-------- Supplied records --------

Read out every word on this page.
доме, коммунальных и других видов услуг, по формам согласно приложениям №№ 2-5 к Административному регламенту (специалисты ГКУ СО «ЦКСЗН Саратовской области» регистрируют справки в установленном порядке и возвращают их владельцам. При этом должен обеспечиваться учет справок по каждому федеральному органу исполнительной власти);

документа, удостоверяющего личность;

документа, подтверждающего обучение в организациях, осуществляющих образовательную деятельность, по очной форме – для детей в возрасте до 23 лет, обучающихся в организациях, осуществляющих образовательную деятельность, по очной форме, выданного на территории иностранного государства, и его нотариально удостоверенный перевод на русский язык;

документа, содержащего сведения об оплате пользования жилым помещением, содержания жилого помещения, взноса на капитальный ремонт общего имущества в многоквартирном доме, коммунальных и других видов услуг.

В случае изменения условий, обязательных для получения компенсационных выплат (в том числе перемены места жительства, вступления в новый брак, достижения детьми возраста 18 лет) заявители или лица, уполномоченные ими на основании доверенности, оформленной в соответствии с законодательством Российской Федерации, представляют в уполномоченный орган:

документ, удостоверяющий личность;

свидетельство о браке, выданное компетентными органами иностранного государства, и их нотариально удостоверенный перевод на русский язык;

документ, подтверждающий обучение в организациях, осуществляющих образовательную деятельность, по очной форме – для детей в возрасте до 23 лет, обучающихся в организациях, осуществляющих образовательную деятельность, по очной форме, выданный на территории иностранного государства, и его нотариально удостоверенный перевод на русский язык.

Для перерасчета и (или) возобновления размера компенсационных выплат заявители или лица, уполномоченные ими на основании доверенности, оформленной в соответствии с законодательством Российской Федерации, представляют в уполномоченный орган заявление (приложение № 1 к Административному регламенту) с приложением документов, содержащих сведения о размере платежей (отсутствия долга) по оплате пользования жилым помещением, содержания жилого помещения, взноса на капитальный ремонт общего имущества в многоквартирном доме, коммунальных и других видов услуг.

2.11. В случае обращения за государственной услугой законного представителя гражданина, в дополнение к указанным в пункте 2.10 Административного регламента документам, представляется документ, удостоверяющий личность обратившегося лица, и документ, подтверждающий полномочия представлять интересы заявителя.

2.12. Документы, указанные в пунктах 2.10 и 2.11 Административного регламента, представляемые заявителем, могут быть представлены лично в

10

--------

◆ Directions for this task:
Show all lines above holding "регламента".

◆ Final answer:
2.11. В случае обращения за государственной услугой законного представителя гражданина, в дополнение к указанным в пункте 2.10 Административного регламента документам, представляется документ, удостоверяющий личность обратившегося лица, и документ, подтверждающий полномочия представлять интересы заявителя.
2.12. Документы, указанные в пунктах 2.10 и 2.11 Административного регламента, представляемые заявителем, могут быть представлены лично в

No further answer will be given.